• **Request**
Write each line out again exactly as written.

• **Supplied data**
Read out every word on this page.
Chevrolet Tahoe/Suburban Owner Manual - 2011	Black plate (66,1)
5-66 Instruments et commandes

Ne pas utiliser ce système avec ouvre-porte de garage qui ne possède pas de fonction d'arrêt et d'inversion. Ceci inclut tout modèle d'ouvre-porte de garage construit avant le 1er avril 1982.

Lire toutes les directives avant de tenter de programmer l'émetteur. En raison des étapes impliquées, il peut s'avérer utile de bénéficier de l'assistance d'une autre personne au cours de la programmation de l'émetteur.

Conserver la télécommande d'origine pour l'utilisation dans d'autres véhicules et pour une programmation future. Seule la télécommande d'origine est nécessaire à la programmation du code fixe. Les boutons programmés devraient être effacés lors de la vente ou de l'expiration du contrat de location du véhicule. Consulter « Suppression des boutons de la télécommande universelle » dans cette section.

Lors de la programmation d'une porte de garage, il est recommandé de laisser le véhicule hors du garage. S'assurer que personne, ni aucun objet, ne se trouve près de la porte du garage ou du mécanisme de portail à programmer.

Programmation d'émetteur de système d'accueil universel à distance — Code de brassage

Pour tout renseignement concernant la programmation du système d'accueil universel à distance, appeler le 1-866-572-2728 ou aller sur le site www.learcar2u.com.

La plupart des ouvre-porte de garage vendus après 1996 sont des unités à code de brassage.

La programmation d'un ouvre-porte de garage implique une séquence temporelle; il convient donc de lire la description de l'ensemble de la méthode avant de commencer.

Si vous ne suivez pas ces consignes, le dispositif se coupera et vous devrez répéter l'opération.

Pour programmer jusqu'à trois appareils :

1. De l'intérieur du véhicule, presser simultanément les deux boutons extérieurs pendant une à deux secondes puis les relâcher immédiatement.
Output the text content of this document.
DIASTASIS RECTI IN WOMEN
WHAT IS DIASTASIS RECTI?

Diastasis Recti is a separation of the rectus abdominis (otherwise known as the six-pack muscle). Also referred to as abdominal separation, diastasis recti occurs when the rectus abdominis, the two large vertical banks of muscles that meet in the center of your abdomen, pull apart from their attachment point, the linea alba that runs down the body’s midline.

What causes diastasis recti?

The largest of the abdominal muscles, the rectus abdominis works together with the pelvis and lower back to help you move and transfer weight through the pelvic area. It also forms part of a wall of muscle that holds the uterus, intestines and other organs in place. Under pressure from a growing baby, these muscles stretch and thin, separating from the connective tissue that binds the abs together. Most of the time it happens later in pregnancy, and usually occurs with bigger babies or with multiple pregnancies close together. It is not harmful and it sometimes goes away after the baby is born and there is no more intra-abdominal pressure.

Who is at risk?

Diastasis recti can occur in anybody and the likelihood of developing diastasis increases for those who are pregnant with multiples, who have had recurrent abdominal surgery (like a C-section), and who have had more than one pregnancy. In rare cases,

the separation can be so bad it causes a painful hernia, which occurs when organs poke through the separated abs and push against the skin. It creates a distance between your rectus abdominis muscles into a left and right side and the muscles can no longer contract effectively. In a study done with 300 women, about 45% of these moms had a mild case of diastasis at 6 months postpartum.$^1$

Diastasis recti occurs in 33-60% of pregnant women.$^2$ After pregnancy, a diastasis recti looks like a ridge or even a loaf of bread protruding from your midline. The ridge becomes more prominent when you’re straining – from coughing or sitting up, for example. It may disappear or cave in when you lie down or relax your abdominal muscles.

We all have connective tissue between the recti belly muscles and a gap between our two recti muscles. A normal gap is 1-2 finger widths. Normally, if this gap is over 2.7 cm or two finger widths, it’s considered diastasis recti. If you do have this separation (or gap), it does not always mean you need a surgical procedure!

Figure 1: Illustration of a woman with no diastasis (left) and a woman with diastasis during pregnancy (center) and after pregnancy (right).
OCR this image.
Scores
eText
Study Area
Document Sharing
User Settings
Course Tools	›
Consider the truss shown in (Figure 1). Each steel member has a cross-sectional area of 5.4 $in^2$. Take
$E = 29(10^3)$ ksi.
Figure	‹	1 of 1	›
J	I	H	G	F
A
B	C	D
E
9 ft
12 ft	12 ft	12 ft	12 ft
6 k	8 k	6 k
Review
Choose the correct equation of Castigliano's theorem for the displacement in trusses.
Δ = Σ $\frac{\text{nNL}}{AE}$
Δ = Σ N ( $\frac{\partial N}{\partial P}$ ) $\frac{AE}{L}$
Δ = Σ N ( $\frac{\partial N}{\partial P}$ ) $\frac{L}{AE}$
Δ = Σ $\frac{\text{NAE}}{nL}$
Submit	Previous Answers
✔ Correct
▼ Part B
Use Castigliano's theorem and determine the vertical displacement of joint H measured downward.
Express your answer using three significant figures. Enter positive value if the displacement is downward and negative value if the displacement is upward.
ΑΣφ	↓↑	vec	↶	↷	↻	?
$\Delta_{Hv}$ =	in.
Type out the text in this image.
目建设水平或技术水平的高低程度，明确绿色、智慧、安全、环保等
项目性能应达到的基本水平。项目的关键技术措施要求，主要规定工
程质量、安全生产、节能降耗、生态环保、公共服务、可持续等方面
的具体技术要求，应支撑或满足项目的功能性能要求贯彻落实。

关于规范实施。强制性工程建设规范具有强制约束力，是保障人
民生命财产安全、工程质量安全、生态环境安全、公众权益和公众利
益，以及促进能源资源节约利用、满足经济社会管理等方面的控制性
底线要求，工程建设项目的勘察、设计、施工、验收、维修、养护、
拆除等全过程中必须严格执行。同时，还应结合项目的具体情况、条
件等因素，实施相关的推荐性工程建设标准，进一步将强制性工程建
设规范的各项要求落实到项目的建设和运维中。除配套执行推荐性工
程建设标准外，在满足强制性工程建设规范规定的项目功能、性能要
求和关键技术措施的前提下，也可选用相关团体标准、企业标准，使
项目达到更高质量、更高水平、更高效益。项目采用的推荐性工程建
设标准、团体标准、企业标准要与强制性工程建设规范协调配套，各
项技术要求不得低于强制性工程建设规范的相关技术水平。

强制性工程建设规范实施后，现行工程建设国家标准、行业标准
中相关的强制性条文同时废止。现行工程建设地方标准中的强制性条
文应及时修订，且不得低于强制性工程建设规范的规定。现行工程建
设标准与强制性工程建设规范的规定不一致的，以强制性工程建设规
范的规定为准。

• **Written response**
Read out every word on this page.
Chevrolet Tahoe/Suburban Owner Manual - 2011	Black plate (66,1)
5-66 Instruments et commandes

Ne pas utiliser ce système avec ouvre-porte de garage qui ne possède pas de fonction d'arrêt et d'inversion. Ceci inclut tout modèle d'ouvre-porte de garage construit avant le 1er avril 1982.

Lire toutes les directives avant de tenter de programmer l'émetteur. En raison des étapes impliquées, il peut s'avérer utile de bénéficier de l'assistance d'une autre personne au cours de la programmation de l'émetteur.

Conserver la télécommande d'origine pour l'utilisation dans d'autres véhicules et pour une programmation future. Seule la télécommande d'origine est nécessaire à la programmation du code fixe. Les boutons programmés devraient être effacés lors de la vente ou de l'expiration du contrat de location du véhicule. Consulter « Suppression des boutons de la télécommande universelle » dans cette section.

Lors de la programmation d'une porte de garage, il est recommandé de laisser le véhicule hors du garage. S'assurer que personne, ni aucun objet, ne se trouve près de la porte du garage ou du mécanisme de portail à programmer.

Programmation d'émetteur de système d'accueil universel à distance — Code de brassage

Pour tout renseignement concernant la programmation du système d'accueil universel à distance, appeler le 1-866-572-2728 ou aller sur le site www.learcar2u.com.

La plupart des ouvre-porte de garage vendus après 1996 sont des unités à code de brassage.

La programmation d'un ouvre-porte de garage implique une séquence temporelle; il convient donc de lire la description de l'ensemble de la méthode avant de commencer.

Si vous ne suivez pas ces consignes, le dispositif se coupera et vous devrez répéter l'opération.

Pour programmer jusqu'à trois appareils :

1. De l'intérieur du véhicule, presser simultanément les deux boutons extérieurs pendant une à deux secondes puis les relâcher immédiatement.
Output the text content of this document.
DIASTASIS RECTI IN WOMEN
WHAT IS DIASTASIS RECTI?

Diastasis Recti is a separation of the rectus abdominis (otherwise known as the six-pack muscle). Also referred to as abdominal separation, diastasis recti occurs when the rectus abdominis, the two large vertical banks of muscles that meet in the center of your abdomen, pull apart from their attachment point, the linea alba that runs down the body’s midline.

What causes diastasis recti?

The largest of the abdominal muscles, the rectus abdominis works together with the pelvis and lower back to help you move and transfer weight through the pelvic area. It also forms part of a wall of muscle that holds the uterus, intestines and other organs in place. Under pressure from a growing baby, these muscles stretch and thin, separating from the connective tissue that binds the abs together. Most of the time it happens later in pregnancy, and usually occurs with bigger babies or with multiple pregnancies close together. It is not harmful and it sometimes goes away after the baby is born and there is no more intra-abdominal pressure.

Who is at risk?

Diastasis recti can occur in anybody and the likelihood of developing diastasis increases for those who are pregnant with multiples, who have had recurrent abdominal surgery (like a C-section), and who have had more than one pregnancy. In rare cases,

the separation can be so bad it causes a painful hernia, which occurs when organs poke through the separated abs and push against the skin. It creates a distance between your rectus abdominis muscles into a left and right side and the muscles can no longer contract effectively. In a study done with 300 women, about 45% of these moms had a mild case of diastasis at 6 months postpartum.$^1$

Diastasis recti occurs in 33-60% of pregnant women.$^2$ After pregnancy, a diastasis recti looks like a ridge or even a loaf of bread protruding from your midline. The ridge becomes more prominent when you’re straining – from coughing or sitting up, for example. It may disappear or cave in when you lie down or relax your abdominal muscles.

We all have connective tissue between the recti belly muscles and a gap between our two recti muscles. A normal gap is 1-2 finger widths. Normally, if this gap is over 2.7 cm or two finger widths, it’s considered diastasis recti. If you do have this separation (or gap), it does not always mean you need a surgical procedure!

Figure 1: Illustration of a woman with no diastasis (left) and a woman with diastasis during pregnancy (center) and after pregnancy (right).
OCR this image.
Scores
eText
Study Area
Document Sharing
User Settings
Course Tools	›
Consider the truss shown in (Figure 1). Each steel member has a cross-sectional area of 5.4 $in^2$. Take
$E = 29(10^3)$ ksi.
Figure	‹	1 of 1	›
J	I	H	G	F
A
B	C	D
E
9 ft
12 ft	12 ft	12 ft	12 ft
6 k	8 k	6 k
Review
Choose the correct equation of Castigliano's theorem for the displacement in trusses.
Δ = Σ $\frac{\text{nNL}}{AE}$
Δ = Σ N ( $\frac{\partial N}{\partial P}$ ) $\frac{AE}{L}$
Δ = Σ N ( $\frac{\partial N}{\partial P}$ ) $\frac{L}{AE}$
Δ = Σ $\frac{\text{NAE}}{nL}$
Submit	Previous Answers
✔ Correct
▼ Part B
Use Castigliano's theorem and determine the vertical displacement of joint H measured downward.
Express your answer using three significant figures. Enter positive value if the displacement is downward and negative value if the displacement is upward.
ΑΣφ	↓↑	vec	↶	↷	↻	?
$\Delta_{Hv}$ =	in.
Type out the text in this image.
目建设水平或技术水平的高低程度，明确绿色、智慧、安全、环保等
项目性能应达到的基本水平。项目的关键技术措施要求，主要规定工
程质量、安全生产、节能降耗、生态环保、公共服务、可持续等方面
的具体技术要求，应支撑或满足项目的功能性能要求贯彻落实。

关于规范实施。强制性工程建设规范具有强制约束力，是保障人
民生命财产安全、工程质量安全、生态环境安全、公众权益和公众利
益，以及促进能源资源节约利用、满足经济社会管理等方面的控制性
底线要求，工程建设项目的勘察、设计、施工、验收、维修、养护、
拆除等全过程中必须严格执行。同时，还应结合项目的具体情况、条
件等因素，实施相关的推荐性工程建设标准，进一步将强制性工程建
设规范的各项要求落实到项目的建设和运维中。除配套执行推荐性工
程建设标准外，在满足强制性工程建设规范规定的项目功能、性能要
求和关键技术措施的前提下，也可选用相关团体标准、企业标准，使
项目达到更高质量、更高水平、更高效益。项目采用的推荐性工程建
设标准、团体标准、企业标准要与强制性工程建设规范协调配套，各
项技术要求不得低于强制性工程建设规范的相关技术水平。

强制性工程建设规范实施后，现行工程建设国家标准、行业标准
中相关的强制性条文同时废止。现行工程建设地方标准中的强制性条
文应及时修订，且不得低于强制性工程建设规范的规定。现行工程建
设标准与强制性工程建设规范的规定不一致的，以强制性工程建设规
范的规定为准。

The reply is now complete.